Find all lines in the listing that include the word "HEATH", then copy them.

═════ INPUT DATA ═════

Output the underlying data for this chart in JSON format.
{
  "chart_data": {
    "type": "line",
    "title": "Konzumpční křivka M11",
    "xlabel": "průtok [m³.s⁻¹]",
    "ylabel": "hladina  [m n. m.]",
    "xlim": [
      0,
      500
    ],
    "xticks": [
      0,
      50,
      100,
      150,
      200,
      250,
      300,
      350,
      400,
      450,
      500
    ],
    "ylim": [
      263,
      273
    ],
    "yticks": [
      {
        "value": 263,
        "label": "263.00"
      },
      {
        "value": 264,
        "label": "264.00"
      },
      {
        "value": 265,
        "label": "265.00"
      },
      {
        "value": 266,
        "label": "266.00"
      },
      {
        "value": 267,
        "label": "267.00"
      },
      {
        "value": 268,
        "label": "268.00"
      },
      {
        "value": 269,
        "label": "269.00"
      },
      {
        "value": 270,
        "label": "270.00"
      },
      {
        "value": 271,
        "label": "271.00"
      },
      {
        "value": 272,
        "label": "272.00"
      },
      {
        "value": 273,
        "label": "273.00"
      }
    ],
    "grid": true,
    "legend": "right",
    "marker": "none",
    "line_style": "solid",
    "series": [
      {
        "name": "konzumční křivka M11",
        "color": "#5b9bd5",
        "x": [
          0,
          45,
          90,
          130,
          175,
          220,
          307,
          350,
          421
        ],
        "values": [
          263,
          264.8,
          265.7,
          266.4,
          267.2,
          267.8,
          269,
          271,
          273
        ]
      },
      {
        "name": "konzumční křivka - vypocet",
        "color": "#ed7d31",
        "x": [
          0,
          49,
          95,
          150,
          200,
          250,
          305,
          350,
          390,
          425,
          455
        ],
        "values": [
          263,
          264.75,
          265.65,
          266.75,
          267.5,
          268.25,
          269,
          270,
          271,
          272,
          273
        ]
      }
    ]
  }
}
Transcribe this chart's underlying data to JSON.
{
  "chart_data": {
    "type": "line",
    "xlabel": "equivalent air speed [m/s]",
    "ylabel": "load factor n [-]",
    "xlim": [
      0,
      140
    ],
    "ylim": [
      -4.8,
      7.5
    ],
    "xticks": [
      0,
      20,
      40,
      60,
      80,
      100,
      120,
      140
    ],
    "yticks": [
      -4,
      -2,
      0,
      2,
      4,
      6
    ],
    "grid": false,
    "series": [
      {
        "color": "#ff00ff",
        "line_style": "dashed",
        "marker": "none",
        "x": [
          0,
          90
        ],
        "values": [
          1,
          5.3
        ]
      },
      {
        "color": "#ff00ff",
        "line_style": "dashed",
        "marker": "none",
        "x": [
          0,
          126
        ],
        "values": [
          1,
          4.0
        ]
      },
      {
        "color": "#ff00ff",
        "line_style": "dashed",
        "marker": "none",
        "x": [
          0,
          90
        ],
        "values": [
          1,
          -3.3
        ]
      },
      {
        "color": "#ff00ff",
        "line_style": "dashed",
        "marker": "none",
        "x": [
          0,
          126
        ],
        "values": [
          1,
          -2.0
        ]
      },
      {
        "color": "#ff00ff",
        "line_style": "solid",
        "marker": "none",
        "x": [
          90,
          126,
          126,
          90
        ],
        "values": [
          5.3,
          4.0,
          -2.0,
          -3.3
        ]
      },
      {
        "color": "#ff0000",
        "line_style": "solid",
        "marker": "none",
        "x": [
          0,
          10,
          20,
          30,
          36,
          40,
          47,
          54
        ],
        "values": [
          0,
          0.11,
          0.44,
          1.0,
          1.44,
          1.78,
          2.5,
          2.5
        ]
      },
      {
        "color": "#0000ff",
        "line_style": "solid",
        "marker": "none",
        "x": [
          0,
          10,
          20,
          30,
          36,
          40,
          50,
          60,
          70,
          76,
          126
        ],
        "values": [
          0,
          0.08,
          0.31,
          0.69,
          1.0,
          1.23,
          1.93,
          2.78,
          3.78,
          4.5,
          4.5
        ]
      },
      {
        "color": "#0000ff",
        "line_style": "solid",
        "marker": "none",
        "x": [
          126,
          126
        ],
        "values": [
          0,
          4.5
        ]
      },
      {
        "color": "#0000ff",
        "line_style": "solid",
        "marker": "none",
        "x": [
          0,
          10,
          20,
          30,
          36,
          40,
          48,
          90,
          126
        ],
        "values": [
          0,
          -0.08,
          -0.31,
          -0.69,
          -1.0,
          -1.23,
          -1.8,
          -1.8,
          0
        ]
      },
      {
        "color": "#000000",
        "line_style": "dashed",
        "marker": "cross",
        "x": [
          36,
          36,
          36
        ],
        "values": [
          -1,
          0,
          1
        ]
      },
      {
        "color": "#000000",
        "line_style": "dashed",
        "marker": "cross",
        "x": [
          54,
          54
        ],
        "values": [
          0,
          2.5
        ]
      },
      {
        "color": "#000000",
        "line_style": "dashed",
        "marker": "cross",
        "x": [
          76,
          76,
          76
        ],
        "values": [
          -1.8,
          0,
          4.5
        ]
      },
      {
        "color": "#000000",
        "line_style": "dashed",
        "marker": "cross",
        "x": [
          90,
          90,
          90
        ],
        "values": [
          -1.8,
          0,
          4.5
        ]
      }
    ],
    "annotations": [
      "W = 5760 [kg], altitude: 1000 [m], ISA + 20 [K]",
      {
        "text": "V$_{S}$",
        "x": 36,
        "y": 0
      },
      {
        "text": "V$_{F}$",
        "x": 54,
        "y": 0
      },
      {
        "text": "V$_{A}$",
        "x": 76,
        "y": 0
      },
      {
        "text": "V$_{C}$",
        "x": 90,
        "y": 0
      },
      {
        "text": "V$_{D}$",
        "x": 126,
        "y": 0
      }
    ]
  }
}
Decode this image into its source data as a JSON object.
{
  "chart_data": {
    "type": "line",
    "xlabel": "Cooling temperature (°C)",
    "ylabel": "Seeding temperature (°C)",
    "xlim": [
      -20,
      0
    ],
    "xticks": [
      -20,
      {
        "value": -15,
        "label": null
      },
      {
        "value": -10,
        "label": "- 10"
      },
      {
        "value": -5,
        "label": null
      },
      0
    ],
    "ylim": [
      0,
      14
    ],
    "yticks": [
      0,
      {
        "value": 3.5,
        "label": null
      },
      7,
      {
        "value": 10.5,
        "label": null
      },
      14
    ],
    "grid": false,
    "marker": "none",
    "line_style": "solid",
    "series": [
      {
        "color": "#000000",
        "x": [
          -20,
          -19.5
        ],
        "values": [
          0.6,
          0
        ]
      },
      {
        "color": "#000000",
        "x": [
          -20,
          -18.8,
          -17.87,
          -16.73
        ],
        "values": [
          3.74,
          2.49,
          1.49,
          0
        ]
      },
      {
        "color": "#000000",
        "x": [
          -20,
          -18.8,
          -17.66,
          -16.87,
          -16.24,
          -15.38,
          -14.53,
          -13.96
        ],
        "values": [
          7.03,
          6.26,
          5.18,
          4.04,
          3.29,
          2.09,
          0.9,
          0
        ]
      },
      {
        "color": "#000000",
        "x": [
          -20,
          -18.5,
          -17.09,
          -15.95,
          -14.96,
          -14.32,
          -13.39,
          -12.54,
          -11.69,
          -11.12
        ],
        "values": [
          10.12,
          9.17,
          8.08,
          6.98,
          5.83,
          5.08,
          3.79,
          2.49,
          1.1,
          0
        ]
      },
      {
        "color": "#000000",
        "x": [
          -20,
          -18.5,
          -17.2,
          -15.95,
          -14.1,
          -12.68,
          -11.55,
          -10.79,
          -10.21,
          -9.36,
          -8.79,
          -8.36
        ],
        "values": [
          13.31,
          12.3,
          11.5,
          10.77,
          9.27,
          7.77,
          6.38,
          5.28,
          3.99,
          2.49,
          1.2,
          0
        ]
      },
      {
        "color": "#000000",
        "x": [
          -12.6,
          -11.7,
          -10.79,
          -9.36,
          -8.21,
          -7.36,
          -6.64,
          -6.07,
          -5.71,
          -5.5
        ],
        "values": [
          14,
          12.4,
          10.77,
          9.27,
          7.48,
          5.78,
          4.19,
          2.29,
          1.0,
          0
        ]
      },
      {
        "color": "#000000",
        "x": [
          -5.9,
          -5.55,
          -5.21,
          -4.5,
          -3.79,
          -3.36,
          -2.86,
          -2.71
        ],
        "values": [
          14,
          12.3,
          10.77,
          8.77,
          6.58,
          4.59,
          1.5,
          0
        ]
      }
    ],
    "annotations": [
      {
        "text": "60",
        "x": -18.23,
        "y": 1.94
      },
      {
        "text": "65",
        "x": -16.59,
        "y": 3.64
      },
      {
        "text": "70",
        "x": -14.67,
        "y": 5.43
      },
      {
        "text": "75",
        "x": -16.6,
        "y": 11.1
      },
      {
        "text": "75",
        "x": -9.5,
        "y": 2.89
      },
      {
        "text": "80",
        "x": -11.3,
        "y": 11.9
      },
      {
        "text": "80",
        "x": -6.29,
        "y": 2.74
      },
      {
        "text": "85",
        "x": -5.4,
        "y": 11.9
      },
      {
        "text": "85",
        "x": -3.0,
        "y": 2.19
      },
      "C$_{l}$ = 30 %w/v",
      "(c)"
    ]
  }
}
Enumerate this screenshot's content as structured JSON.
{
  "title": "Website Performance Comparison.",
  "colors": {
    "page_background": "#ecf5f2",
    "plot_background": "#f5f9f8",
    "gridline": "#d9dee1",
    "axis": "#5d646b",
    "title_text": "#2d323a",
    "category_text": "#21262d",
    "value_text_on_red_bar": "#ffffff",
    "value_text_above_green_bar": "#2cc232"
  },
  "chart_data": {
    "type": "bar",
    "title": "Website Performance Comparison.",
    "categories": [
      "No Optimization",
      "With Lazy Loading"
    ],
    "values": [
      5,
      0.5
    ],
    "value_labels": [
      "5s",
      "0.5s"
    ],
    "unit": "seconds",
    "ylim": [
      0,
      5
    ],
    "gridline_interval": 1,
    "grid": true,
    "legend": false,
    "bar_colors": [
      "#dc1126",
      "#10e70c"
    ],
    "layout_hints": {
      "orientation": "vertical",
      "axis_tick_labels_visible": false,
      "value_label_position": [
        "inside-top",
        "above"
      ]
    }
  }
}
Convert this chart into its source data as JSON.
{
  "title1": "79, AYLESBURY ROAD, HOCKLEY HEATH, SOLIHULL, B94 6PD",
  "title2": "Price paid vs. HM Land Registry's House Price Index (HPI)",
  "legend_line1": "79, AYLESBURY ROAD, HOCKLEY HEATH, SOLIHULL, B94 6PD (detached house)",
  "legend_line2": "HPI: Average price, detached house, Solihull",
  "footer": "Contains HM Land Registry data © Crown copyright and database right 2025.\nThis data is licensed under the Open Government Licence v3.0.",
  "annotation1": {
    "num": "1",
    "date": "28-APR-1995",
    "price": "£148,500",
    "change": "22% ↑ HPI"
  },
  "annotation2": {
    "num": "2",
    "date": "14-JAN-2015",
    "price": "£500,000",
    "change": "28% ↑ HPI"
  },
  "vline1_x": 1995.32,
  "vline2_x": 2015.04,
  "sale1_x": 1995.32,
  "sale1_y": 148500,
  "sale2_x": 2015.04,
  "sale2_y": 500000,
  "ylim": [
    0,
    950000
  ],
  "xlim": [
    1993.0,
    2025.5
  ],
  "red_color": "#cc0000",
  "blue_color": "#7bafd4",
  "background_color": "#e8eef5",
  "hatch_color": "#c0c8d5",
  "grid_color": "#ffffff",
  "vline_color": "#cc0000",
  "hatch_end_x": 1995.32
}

═════

» **RESULT OF THE TASK**:
  "title1": "79, AYLESBURY ROAD, HOCKLEY HEATH, SOLIHULL, B94 6PD",
  "legend_line1": "79, AYLESBURY ROAD, HOCKLEY HEATH, SOLIHULL, B94 6PD (detached house)",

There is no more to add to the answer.